| Directive |
Select the lines below containing the word "Beijing".

| Provided data |
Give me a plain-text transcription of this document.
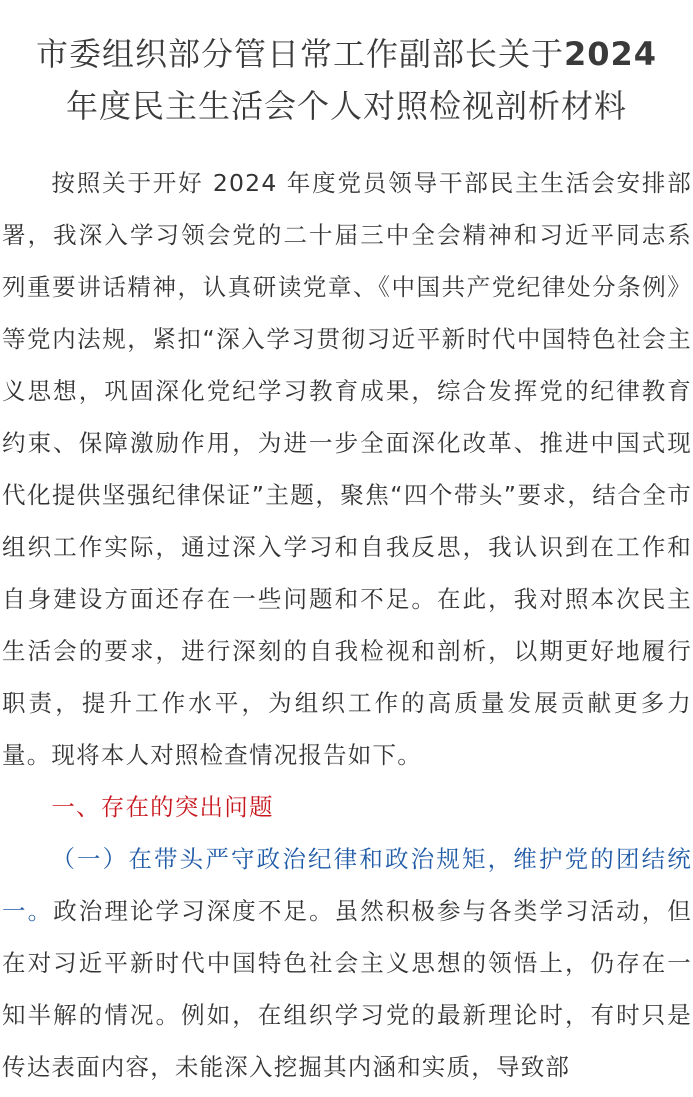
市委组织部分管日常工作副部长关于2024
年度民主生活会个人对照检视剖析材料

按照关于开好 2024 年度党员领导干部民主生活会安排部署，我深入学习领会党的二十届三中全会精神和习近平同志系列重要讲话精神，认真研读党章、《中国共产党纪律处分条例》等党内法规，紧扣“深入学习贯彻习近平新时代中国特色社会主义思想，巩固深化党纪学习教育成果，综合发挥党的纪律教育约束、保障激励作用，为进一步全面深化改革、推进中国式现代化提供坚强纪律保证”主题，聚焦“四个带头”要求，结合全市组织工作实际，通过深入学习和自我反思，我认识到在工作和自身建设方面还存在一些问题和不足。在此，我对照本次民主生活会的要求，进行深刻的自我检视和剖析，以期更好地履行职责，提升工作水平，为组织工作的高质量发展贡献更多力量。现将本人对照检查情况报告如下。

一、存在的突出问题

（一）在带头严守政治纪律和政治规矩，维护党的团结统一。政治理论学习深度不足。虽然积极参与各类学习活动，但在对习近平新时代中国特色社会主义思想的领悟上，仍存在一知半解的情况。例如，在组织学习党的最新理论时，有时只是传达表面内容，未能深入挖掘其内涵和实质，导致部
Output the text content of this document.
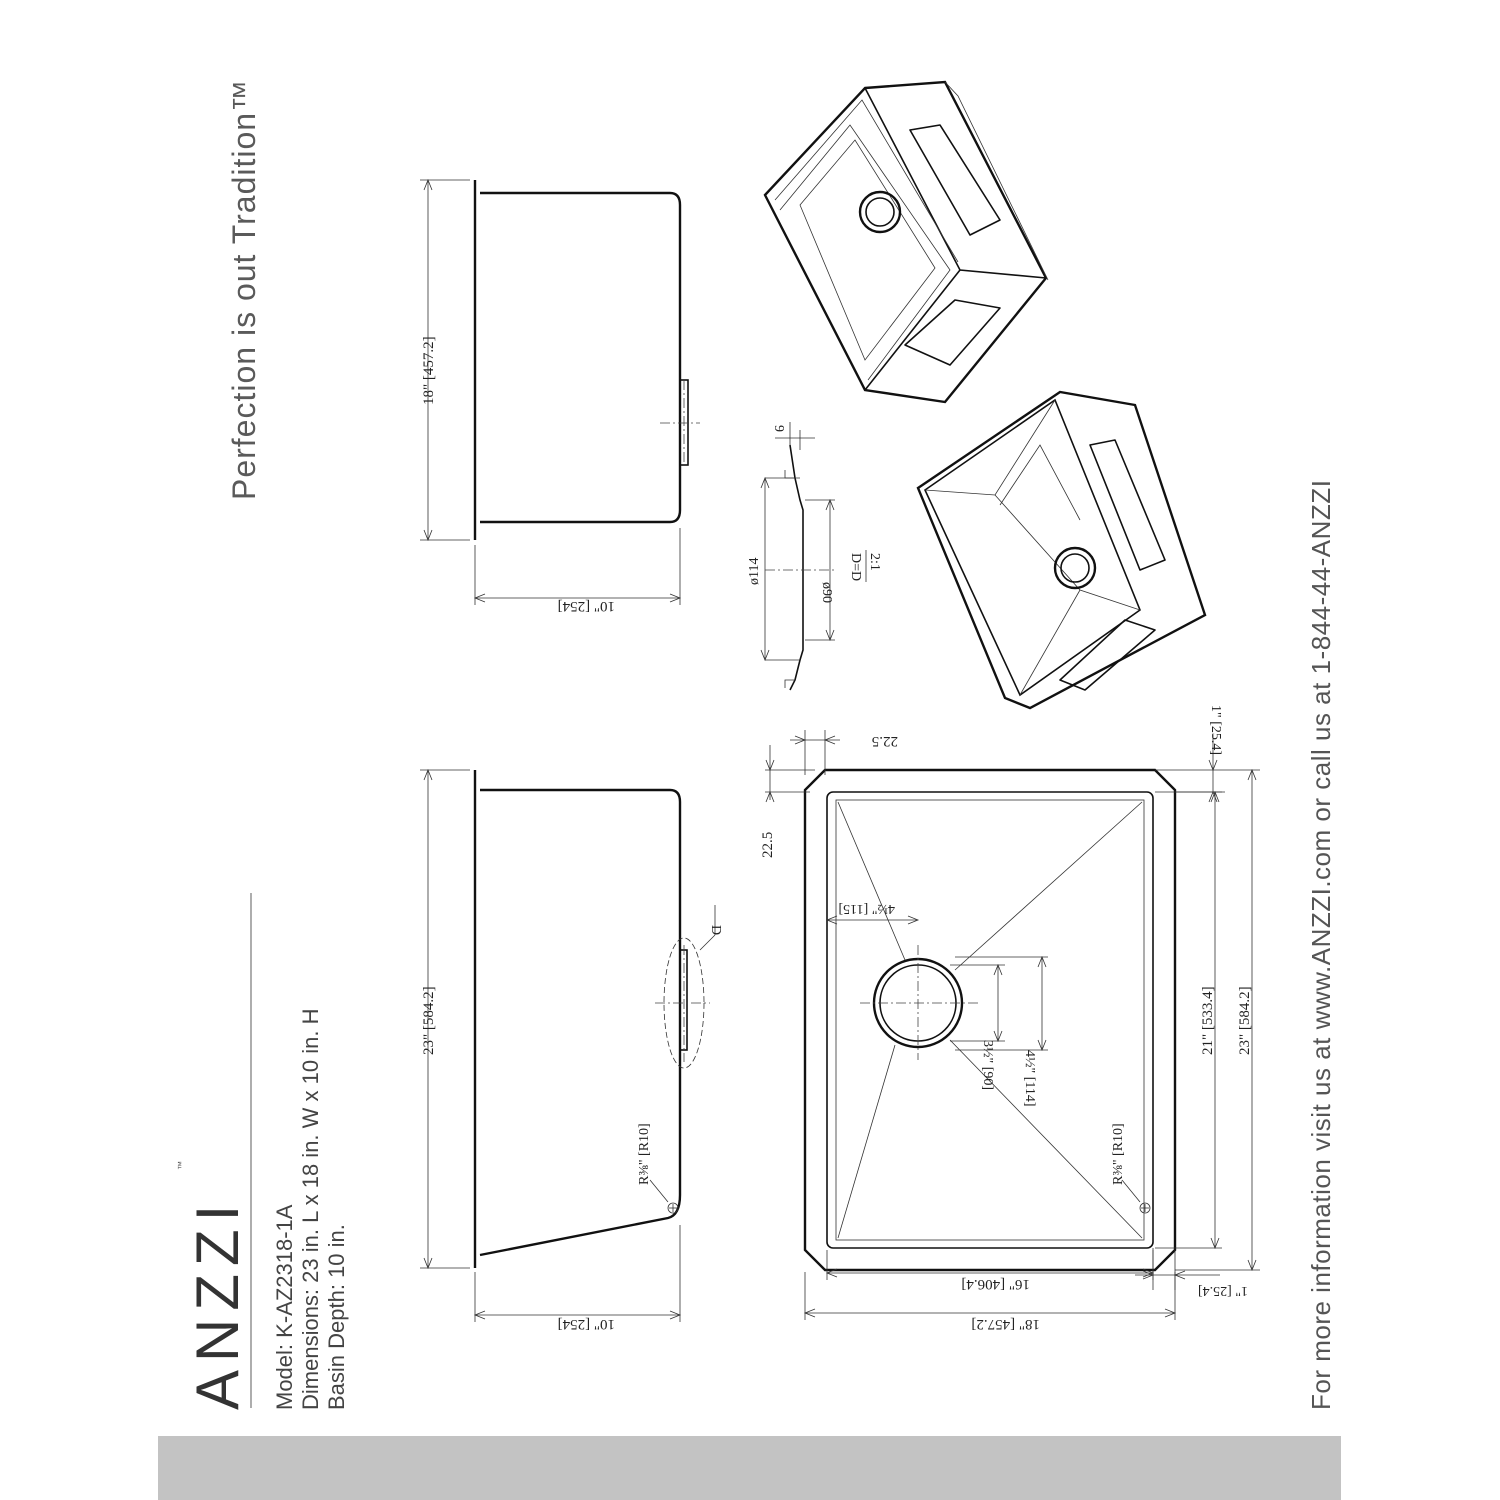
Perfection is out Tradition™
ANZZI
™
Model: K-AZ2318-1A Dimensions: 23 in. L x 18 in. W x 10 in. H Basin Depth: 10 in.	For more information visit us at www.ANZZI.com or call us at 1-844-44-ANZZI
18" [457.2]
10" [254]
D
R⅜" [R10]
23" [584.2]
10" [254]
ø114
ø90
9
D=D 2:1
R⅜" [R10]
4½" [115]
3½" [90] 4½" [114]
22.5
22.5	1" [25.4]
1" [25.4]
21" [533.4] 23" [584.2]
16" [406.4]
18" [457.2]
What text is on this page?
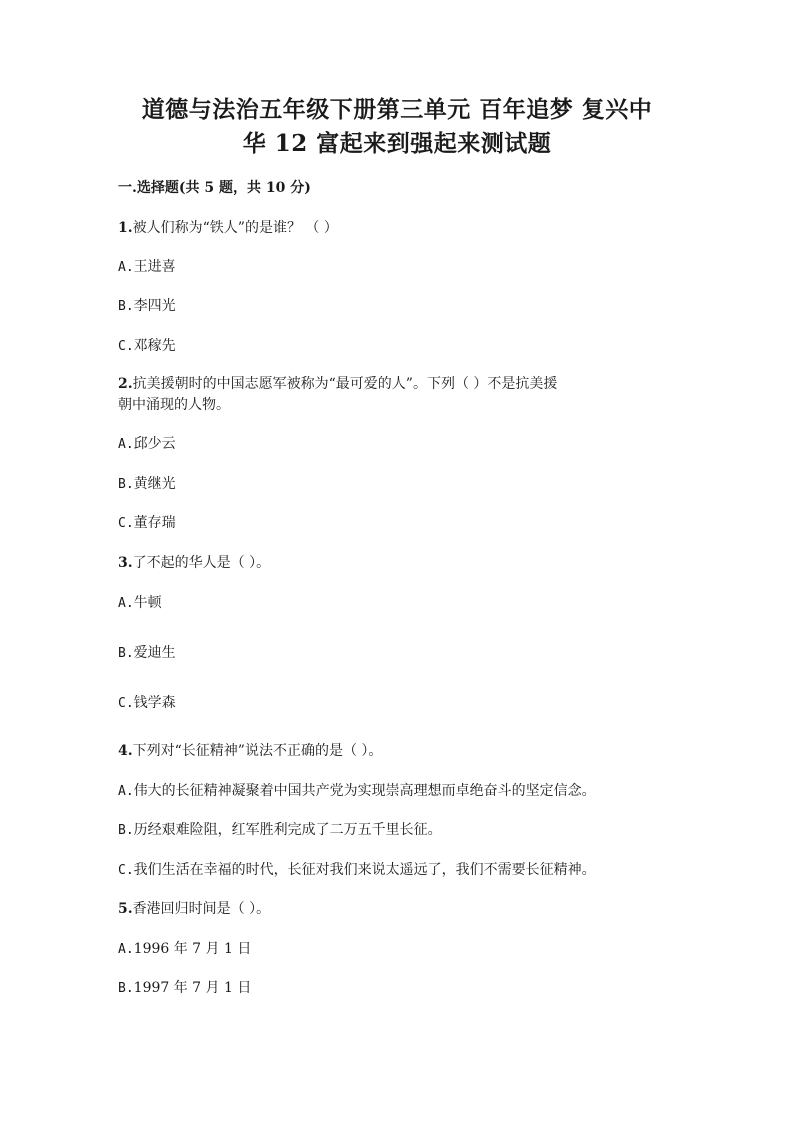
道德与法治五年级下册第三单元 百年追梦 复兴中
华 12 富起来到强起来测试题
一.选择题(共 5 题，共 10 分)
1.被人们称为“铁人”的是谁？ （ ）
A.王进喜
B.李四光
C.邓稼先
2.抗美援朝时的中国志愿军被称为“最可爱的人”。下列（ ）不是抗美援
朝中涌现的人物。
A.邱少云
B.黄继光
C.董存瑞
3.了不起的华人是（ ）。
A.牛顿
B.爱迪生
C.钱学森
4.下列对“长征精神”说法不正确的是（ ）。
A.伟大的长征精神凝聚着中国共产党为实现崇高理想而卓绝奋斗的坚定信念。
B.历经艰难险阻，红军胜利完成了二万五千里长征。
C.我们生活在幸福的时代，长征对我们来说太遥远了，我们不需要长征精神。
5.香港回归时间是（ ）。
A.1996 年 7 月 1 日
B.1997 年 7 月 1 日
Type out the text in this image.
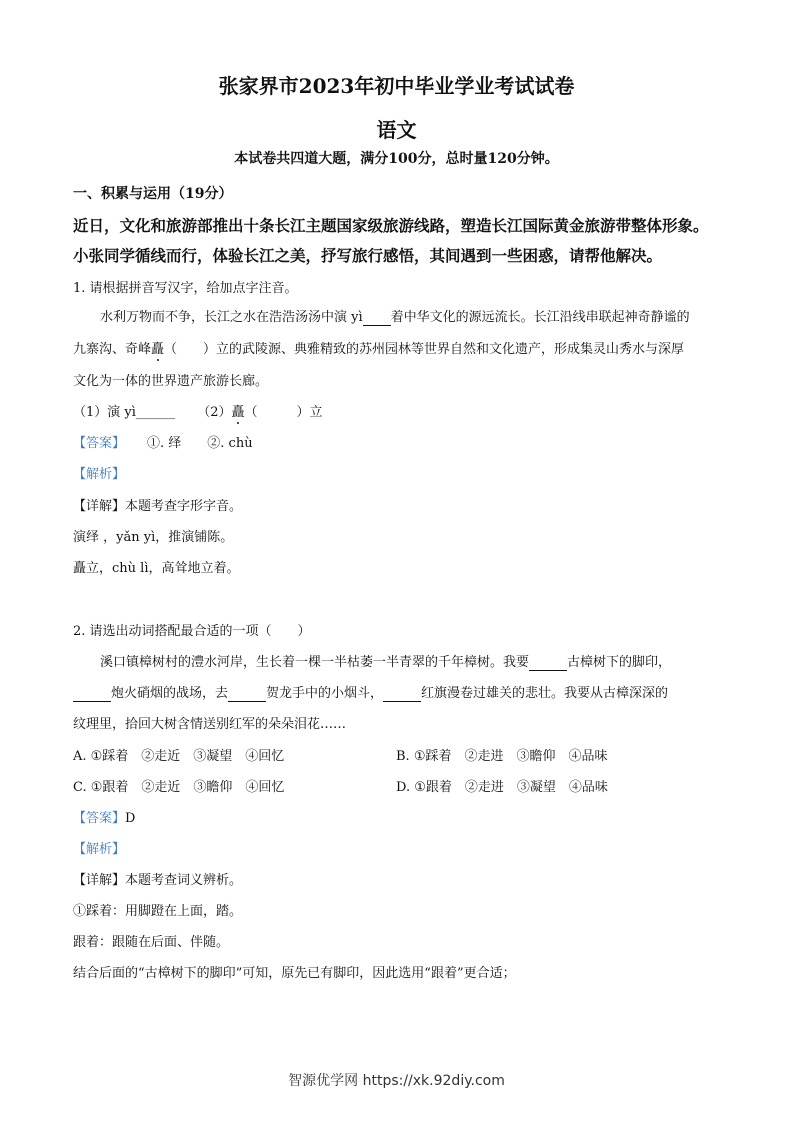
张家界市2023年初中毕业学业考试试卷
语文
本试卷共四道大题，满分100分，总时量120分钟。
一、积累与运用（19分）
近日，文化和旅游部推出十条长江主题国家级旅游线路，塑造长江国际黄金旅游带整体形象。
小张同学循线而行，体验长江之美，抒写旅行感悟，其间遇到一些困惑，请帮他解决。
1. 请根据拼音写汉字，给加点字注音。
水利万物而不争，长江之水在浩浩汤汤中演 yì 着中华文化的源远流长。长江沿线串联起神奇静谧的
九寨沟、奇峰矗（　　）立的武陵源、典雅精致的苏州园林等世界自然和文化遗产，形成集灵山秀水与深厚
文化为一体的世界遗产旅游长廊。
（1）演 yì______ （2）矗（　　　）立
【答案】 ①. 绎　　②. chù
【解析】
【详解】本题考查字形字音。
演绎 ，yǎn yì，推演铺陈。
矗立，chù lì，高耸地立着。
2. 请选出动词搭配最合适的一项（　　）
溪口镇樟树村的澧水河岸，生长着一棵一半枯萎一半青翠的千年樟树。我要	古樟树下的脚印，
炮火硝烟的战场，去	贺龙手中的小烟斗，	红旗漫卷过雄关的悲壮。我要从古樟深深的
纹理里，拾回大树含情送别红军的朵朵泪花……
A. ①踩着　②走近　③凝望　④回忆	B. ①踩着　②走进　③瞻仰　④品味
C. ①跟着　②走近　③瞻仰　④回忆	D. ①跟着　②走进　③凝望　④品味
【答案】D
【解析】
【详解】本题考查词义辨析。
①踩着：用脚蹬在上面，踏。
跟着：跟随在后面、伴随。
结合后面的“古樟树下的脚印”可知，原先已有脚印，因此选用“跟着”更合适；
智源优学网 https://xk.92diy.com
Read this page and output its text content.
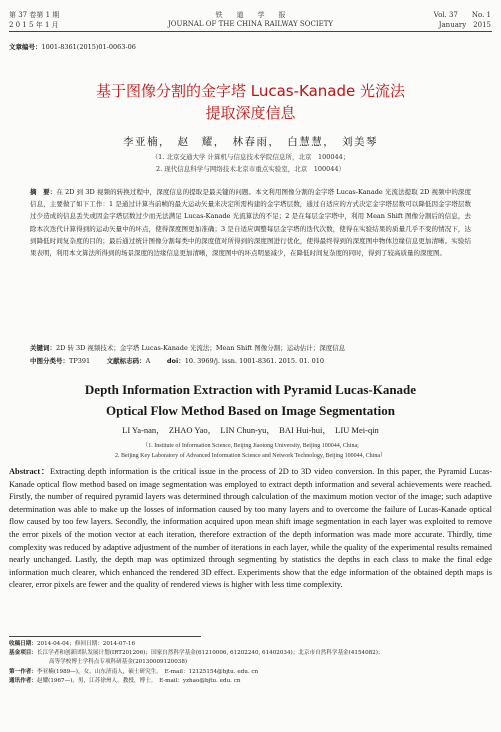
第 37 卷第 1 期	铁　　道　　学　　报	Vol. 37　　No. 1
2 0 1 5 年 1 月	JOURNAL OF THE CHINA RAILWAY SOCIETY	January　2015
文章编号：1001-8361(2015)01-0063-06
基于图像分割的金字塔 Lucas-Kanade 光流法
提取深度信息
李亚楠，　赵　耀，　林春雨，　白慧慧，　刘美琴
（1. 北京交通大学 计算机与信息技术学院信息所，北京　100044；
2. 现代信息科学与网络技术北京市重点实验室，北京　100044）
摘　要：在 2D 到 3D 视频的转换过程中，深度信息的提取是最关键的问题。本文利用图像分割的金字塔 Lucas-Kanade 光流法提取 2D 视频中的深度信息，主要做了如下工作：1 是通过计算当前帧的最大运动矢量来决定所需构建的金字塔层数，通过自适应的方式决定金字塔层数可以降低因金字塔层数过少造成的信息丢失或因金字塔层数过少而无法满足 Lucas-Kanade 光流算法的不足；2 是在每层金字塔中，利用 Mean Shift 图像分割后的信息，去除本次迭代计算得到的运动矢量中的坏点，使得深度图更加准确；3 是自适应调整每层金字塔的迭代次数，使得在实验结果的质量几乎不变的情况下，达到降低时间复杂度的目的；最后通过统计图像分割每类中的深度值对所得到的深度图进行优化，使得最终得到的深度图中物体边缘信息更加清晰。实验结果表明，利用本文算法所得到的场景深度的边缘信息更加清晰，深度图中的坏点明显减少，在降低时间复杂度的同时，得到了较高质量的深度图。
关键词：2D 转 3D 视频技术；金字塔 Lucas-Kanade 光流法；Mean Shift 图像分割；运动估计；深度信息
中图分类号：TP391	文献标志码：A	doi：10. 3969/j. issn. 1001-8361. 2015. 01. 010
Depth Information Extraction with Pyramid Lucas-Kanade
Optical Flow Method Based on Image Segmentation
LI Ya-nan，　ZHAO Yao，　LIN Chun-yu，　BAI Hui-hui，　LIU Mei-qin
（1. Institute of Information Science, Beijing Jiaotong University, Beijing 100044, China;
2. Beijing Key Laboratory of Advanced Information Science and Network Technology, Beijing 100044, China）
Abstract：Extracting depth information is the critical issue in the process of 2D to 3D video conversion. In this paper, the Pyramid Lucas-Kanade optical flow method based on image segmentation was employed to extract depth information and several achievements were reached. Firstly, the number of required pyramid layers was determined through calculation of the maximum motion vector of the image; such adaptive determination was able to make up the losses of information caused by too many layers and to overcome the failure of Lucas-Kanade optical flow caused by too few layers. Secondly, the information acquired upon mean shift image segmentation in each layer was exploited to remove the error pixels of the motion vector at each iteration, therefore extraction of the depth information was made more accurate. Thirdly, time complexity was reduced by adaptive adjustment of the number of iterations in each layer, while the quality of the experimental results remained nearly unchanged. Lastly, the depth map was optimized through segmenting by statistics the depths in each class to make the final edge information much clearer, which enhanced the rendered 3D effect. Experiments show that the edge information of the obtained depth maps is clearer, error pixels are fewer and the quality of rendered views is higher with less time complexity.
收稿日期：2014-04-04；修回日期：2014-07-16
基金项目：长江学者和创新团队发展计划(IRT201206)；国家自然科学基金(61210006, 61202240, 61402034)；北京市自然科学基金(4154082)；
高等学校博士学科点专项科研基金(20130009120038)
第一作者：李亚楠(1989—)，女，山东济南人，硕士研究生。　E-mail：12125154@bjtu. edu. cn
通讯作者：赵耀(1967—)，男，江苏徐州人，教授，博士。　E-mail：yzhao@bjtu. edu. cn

| Task output |
（1. Institute of Information Science, Beijing Jiaotong University, Beijing 100044, China;
2. Beijing Key Laboratory of Advanced Information Science and Network Technology, Beijing 100044, China）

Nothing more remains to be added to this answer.